-- Start --
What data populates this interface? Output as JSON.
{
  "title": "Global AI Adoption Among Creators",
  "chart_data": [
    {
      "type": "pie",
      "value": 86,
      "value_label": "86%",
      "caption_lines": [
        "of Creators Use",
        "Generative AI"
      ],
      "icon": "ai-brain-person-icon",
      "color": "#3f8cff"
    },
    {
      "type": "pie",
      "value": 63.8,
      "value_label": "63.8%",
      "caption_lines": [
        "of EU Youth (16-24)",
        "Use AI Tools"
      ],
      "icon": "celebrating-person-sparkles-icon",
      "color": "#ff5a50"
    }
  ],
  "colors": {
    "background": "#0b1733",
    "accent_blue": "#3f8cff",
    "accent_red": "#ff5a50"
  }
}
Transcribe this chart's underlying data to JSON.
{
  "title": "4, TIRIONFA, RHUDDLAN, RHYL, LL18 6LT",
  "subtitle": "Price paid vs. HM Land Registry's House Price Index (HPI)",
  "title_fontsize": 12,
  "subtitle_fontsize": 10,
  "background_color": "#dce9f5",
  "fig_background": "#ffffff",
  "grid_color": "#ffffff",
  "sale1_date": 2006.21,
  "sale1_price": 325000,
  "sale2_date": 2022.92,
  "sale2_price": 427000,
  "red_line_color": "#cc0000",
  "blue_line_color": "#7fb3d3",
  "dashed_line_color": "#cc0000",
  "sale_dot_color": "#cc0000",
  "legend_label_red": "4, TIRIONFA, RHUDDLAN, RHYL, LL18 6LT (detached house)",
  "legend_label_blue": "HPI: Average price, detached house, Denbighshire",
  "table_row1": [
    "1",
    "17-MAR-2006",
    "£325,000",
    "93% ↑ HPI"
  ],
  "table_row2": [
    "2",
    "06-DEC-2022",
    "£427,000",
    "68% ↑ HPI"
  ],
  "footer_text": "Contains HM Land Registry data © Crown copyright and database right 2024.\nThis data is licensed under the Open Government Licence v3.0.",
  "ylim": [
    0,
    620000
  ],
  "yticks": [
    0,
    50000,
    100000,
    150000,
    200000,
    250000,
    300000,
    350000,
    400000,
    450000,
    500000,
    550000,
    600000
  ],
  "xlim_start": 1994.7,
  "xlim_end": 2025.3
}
-- End --
**WHAT IS ASKED**
Show all lines from the listing above in which "Registry" appears.

**REPLY**
  "subtitle": "Price paid vs. HM Land Registry's House Price Index (HPI)",
  "footer_text": "Contains HM Land Registry data © Crown copyright and database right 2024.\nThis data is licensed under the Open Government Licence v3.0.",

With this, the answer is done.